**GIVEN REQUEST**
Copy the records below exactly, omitting any pictures they contain.

**RECORD LIST**
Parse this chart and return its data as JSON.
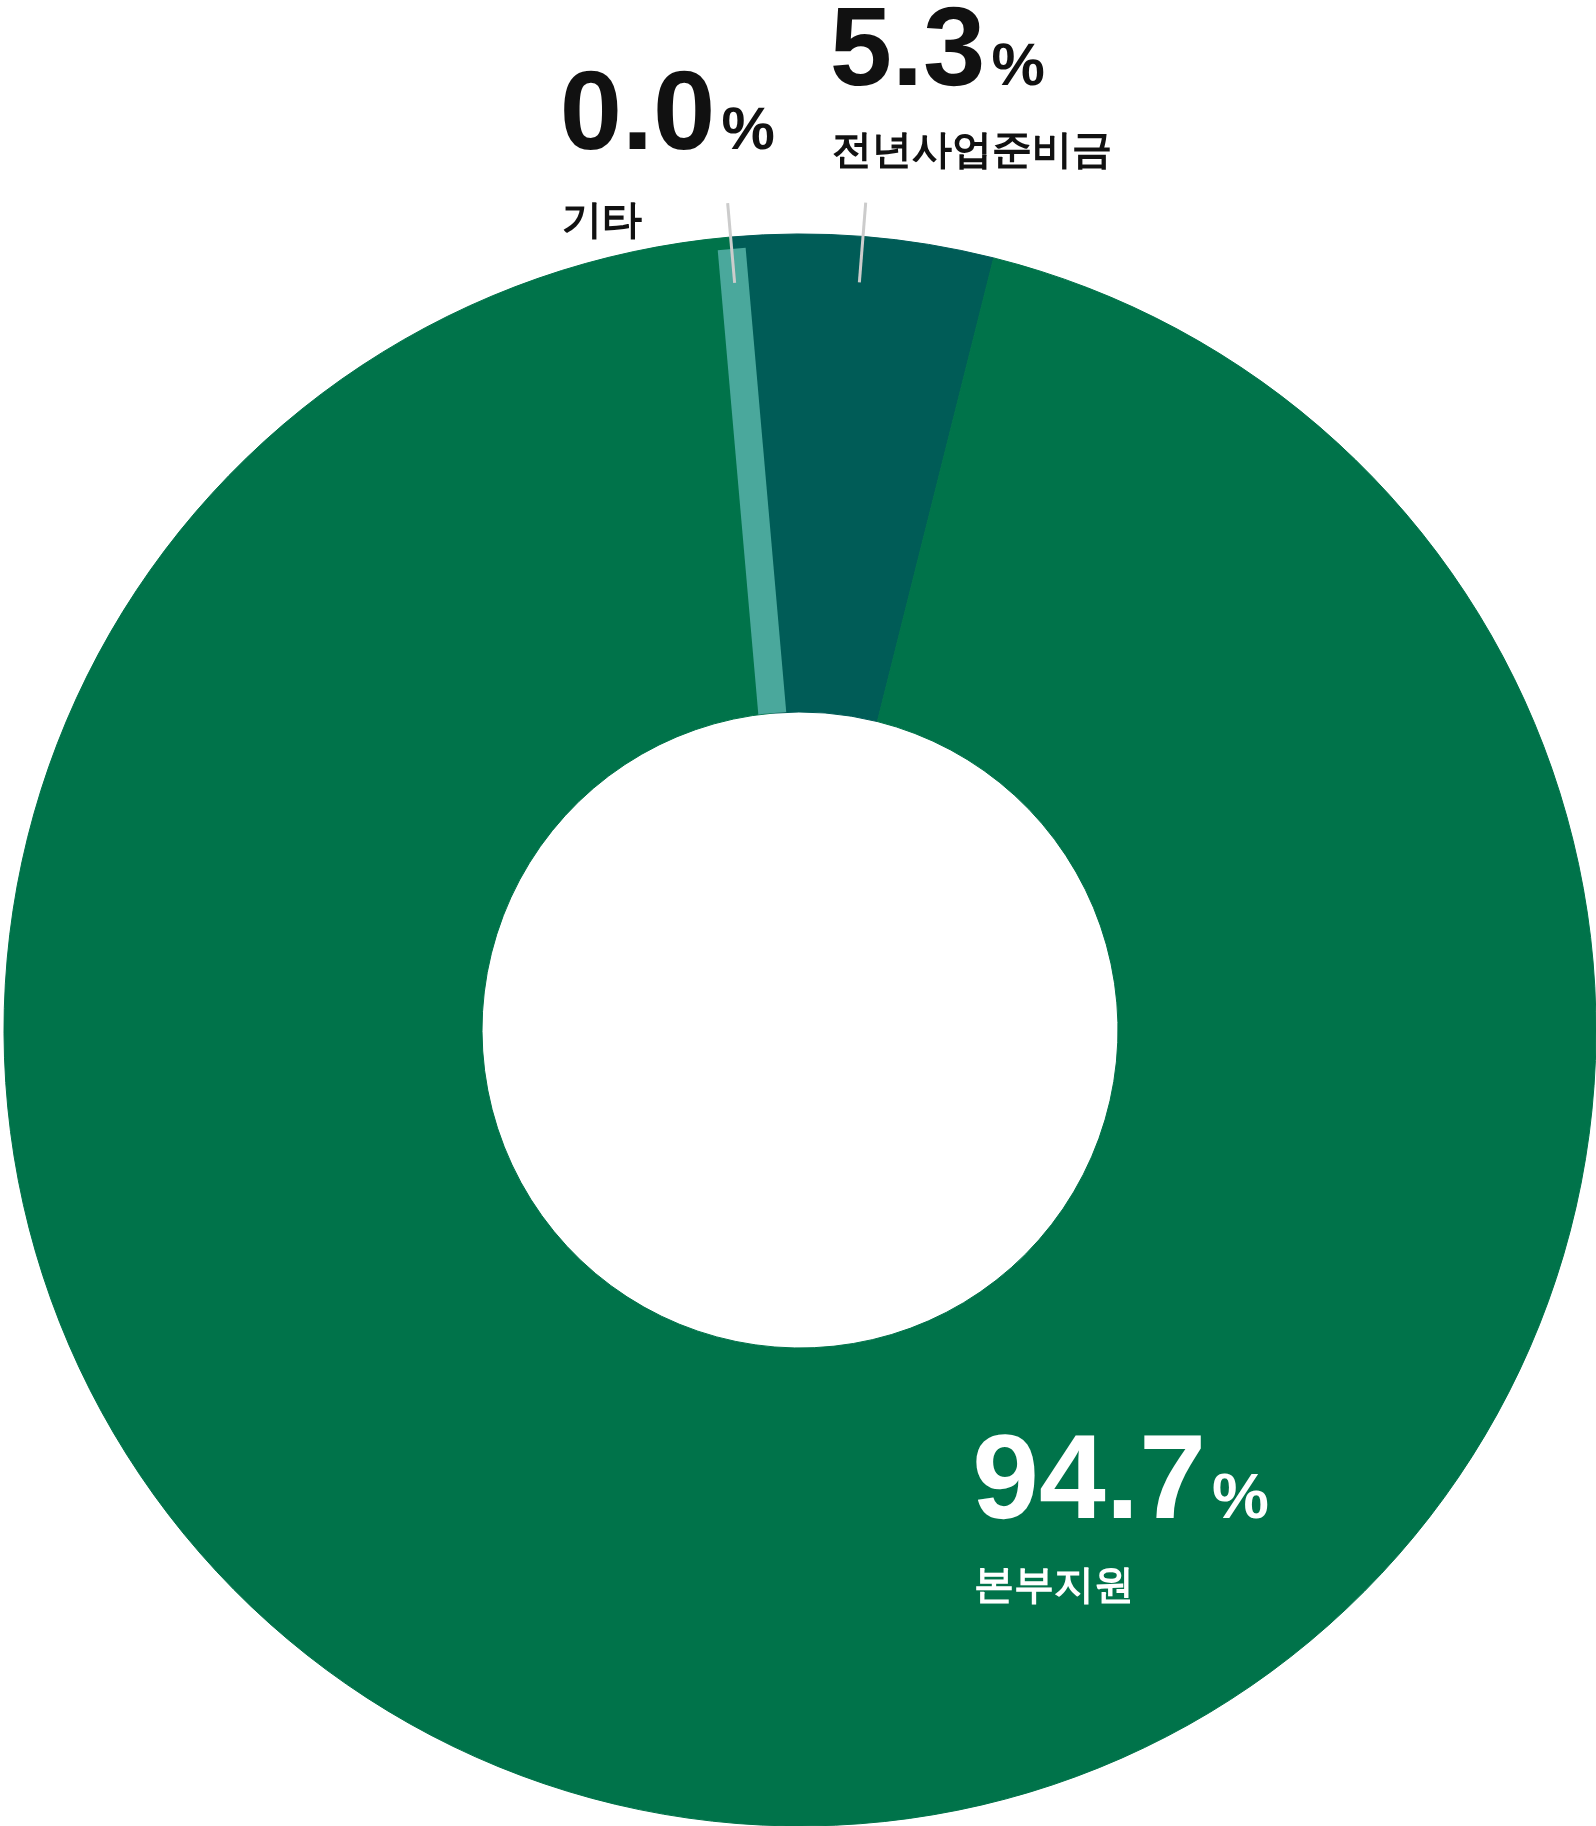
{
  "chart_data": {
    "type": "donut",
    "categories": [
      "기타",
      "전년사업준비금",
      "본부지원"
    ],
    "values": [
      0.0,
      5.3,
      94.7
    ],
    "colors": [
      "#4aa89c",
      "#005c57",
      "#00734a"
    ],
    "value_labels": [
      "0.0%",
      "5.3%",
      "94.7%"
    ]
  }
}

**OUTPUT OF THE EXERCISE**
Parse this chart and return its data as JSON.
{
  "chart_data": {
    "type": "donut",
    "categories": [
      "기타",
      "전년사업준비금",
      "본부지원"
    ],
    "values": [
      0.0,
      5.3,
      94.7
    ],
    "colors": [
      "#4aa89c",
      "#005c57",
      "#00734a"
    ],
    "value_labels": [
      "0.0%",
      "5.3%",
      "94.7%"
    ]
  }
}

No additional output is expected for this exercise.